Required task – For each line that holds "alguna", copy the line out.
━━━━━ Provided material
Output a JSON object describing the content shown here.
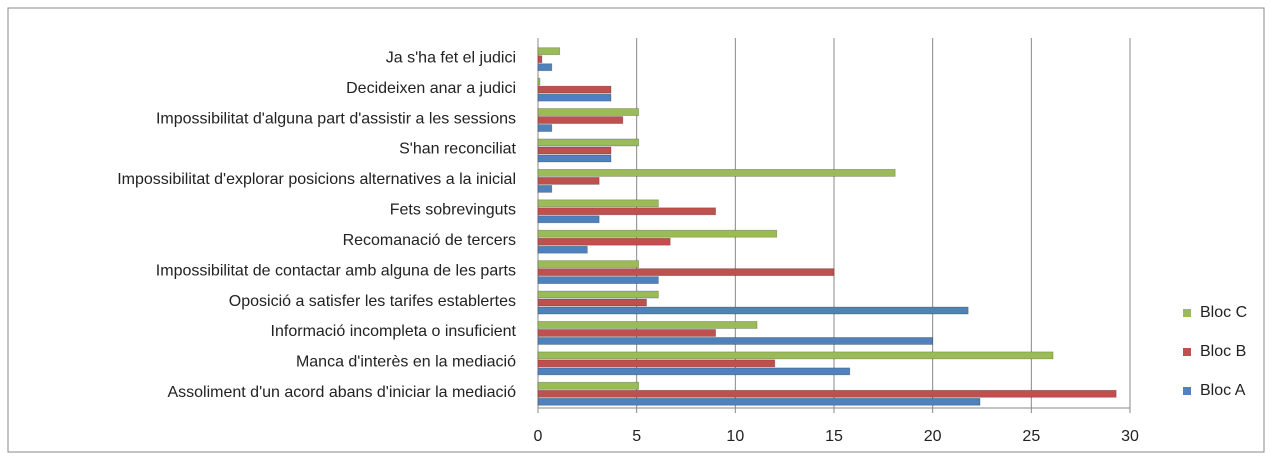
{
  "chart_data": {
    "type": "hbar",
    "categories": [
      "Assoliment d'un acord abans d'iniciar la mediació",
      "Manca d'interès en la mediació",
      "Informació incompleta o insuficient",
      "Oposició a satisfer les tarifes establertes",
      "Impossibilitat de contactar amb alguna de les parts",
      "Recomanació de tercers",
      "Fets sobrevinguts",
      "Impossibilitat d'explorar posicions alternatives a la inicial",
      "S'han reconciliat",
      "Impossibilitat d'alguna part d'assistir a les sessions",
      "Decideixen anar a judici",
      "Ja s'ha fet el judici"
    ],
    "series": [
      {
        "name": "Bloc A",
        "color": "#4f81bd",
        "values": [
          22.4,
          15.8,
          20.0,
          21.8,
          6.1,
          2.5,
          3.1,
          0.7,
          3.7,
          0.7,
          3.7,
          0.7
        ]
      },
      {
        "name": "Bloc B",
        "color": "#c0504d",
        "values": [
          29.3,
          12.0,
          9.0,
          5.5,
          15.0,
          6.7,
          9.0,
          3.1,
          3.7,
          4.3,
          3.7,
          0.2
        ]
      },
      {
        "name": "Bloc C",
        "color": "#9bbb59",
        "values": [
          5.1,
          26.1,
          11.1,
          6.1,
          5.1,
          12.1,
          6.1,
          18.1,
          5.1,
          5.1,
          0.1,
          1.1
        ]
      }
    ],
    "xlim": [
      0,
      30
    ],
    "xticks": [
      0,
      5,
      10,
      15,
      20,
      25,
      30
    ],
    "grid": true,
    "legend": "right"
  }
}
━━━━━━━━━━
Response below –
      "Impossibilitat de contactar amb alguna de les parts",
      "Impossibilitat d'alguna part d'assistir a les sessions",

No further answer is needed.